▸ **Passage shown**
▽
Thursday, December 25, 2008

Returning from Narnia


To share a revelation that has been brought to my attention this last week, I want to suggest how silly yet empowering it is. If you were like and are acquainted with the Chronicles of Narnia, you know the intense moments that are depicted in these stories from the dead shaven Aslan on the stone tablet to Edmund destroying the icy apparition of the White Witch. In returning back to my home after Focus, I have discovered that I was once a queen in a foreign land fighting wars and mysterious powers now only to exit the wardrobe a child in a restless world. At Focus, my fellow Narnians and I had a community like no other, laugh, loved, and cried with all our hearts and saw ourselves and each other grow into these royal statures. Now I’m home and no one knows or understands Narnia and if you try to tell them it is a mere fairy tale. Also, I am once again the child, the real world is unaware of my acquired strength and wisdom, they just restrain me to the shell of my old self.

To my fellow Narnians:
We have seen this dream world. We have experienced great battles, victories and defeats, in this place that no one outside could understand. As we return to the frontlines of the real world, know that you are not alone. AS a past citizen, I have seen you as a royal power, a king/queen fighting and learning in great strength of the Almighty. As you return home, that king/queen has grown and taken residency within yourself, your character and personality, you are not the child others may see. So I remind you, my fellow Narnians, as you face this real world, know of your redeemed nature and developed wisdom and if that is too hard for now: reach out to your brothers and sisters. We will remind you of the king/queen we saw of you in Narnia. For, even though that was not the real world, what we experienced was the real you. And we will stand locked arm in arm to sustain that image in your mind. You do not fit back into that well-sealed box you left in, but a king/queen in His power. Take heart, for soon the real world will see you as the Narnians have seen you.
△
▸ **Request 1**
Say whether each statement agrees with the Narnia post, answering yes or no and quoting the deciding words. (a) The writer came home after Focus. (b) People at home understand Narnia. (c) The writer calls the Narnia experience the real world.
▸ **Request 2**
Please answer these questions from the Narnia post.
(a) What date heads the post?
(b) Whom should readers reach out to if remembering their nature is too hard?
(c) What kind of box does the writer say readers do not fit back into?

▸ **Dataset rows**
▽
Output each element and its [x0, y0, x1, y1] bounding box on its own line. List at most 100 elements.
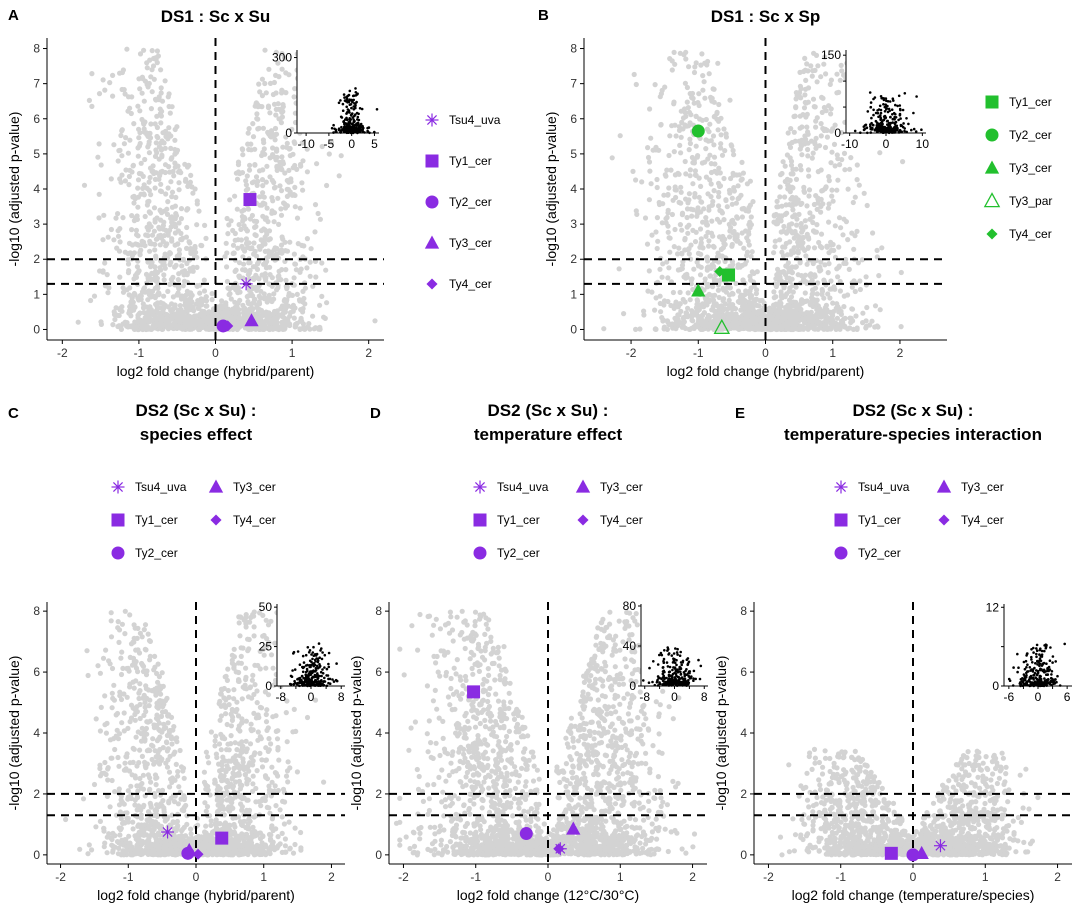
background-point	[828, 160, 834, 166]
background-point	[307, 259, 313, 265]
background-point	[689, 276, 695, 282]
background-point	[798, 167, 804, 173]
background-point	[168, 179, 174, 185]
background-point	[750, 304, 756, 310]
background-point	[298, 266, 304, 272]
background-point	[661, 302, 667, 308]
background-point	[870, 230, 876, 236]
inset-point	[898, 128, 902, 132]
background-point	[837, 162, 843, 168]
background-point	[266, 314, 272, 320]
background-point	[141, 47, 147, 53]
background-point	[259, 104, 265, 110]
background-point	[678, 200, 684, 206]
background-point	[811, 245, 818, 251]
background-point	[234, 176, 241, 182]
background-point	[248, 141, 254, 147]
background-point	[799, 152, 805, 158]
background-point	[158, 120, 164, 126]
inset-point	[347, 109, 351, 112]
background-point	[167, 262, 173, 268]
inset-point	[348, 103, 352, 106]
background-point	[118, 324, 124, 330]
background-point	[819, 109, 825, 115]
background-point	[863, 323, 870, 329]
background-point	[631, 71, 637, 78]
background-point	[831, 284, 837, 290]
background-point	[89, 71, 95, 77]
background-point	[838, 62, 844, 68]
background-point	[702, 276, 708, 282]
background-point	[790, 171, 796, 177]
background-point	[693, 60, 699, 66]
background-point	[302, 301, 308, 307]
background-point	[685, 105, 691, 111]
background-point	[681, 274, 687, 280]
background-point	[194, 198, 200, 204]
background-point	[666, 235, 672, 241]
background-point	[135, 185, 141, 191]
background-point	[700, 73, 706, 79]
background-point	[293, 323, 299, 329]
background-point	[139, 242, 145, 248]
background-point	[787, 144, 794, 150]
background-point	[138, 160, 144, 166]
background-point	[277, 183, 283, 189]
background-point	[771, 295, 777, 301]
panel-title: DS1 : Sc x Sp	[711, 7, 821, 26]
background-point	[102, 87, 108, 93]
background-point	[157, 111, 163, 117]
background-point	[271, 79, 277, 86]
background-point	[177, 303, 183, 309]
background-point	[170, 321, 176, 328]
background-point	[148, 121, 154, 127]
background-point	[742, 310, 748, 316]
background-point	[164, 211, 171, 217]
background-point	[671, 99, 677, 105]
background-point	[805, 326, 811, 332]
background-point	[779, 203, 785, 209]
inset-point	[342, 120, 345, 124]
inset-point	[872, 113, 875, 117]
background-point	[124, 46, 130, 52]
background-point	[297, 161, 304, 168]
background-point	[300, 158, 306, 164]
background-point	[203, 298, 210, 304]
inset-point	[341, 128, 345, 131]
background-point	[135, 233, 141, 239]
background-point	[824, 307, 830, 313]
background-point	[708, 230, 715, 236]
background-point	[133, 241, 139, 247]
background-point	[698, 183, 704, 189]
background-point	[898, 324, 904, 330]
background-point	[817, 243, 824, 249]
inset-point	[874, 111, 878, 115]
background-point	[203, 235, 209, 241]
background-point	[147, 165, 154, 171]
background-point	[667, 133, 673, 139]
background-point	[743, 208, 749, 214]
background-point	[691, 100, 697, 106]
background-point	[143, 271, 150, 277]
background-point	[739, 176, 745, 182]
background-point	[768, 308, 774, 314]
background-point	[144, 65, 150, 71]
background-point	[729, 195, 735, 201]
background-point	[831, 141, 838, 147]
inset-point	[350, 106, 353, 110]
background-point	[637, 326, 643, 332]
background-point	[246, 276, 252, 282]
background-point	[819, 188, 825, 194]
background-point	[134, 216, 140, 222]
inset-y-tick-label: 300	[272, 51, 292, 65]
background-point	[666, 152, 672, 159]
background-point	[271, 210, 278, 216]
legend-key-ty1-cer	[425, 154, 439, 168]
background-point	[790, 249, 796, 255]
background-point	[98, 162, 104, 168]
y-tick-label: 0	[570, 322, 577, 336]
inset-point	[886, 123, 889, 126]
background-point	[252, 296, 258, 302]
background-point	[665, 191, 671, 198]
△
▽
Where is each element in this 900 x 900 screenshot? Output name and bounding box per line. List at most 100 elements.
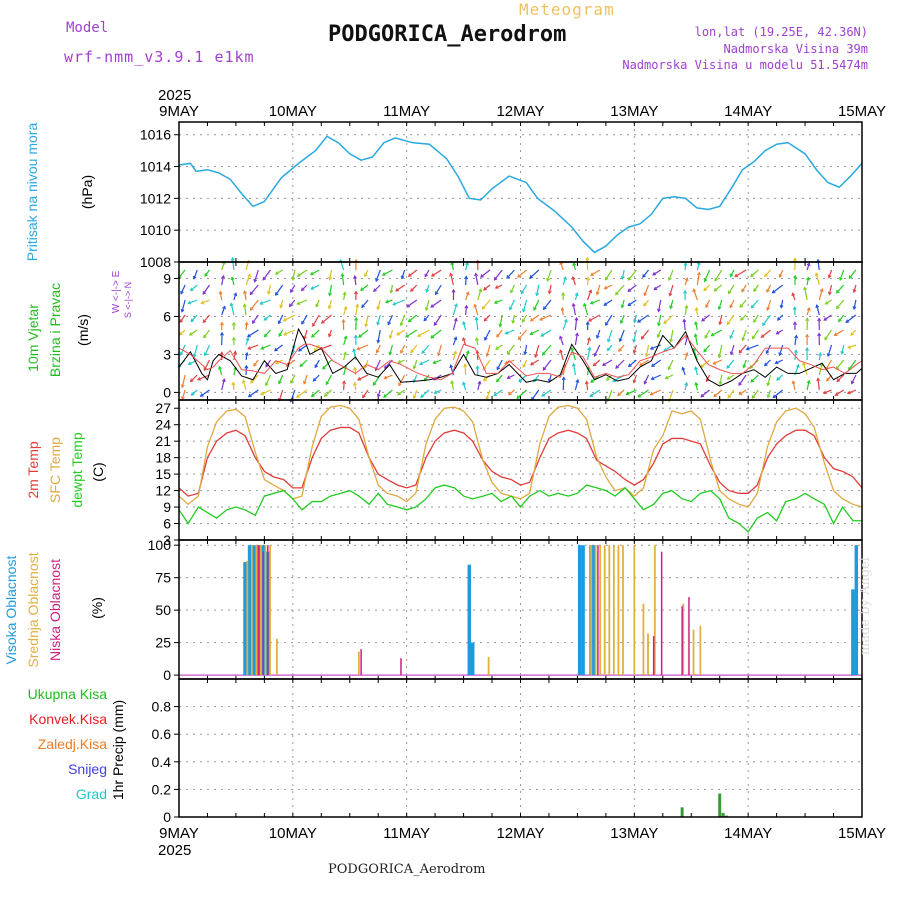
△
▽
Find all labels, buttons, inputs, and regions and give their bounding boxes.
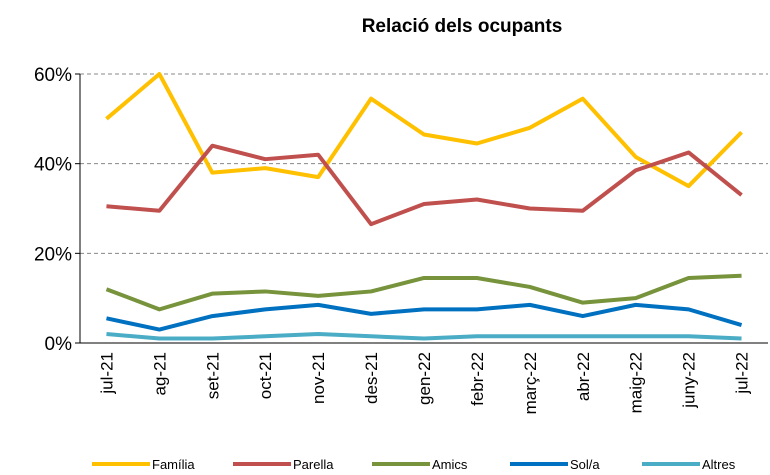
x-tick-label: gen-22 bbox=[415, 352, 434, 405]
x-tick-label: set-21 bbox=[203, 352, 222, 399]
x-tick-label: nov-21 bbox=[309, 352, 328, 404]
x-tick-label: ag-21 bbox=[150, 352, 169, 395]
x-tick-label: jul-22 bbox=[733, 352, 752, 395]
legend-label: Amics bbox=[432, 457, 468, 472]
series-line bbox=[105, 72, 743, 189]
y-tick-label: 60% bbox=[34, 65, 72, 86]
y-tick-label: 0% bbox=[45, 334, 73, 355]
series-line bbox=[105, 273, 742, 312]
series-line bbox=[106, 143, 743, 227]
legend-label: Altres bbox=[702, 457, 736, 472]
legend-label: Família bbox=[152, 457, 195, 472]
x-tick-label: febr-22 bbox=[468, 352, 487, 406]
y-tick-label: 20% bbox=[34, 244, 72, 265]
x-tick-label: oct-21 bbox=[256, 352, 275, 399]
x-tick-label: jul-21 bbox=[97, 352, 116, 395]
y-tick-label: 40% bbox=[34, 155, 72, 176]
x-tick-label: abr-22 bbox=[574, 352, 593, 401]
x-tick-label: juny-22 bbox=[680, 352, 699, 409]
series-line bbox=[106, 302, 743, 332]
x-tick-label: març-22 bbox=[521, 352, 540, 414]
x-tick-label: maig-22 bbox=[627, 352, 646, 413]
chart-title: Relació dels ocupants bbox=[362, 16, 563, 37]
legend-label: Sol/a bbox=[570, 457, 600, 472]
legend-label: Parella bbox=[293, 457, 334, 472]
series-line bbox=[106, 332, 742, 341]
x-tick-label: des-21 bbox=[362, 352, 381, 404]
△
▸ **Expected answer 1**
(a) Yes: "In returning back to my home after Focus"
(b) No: "no one knows or understands Narnia"
(c) No: "even though that was not the real world"

▸ **Expected answer 2**
(a) Thursday, December 25, 2008
(b) Their brothers and sisters
(c) A well-sealed box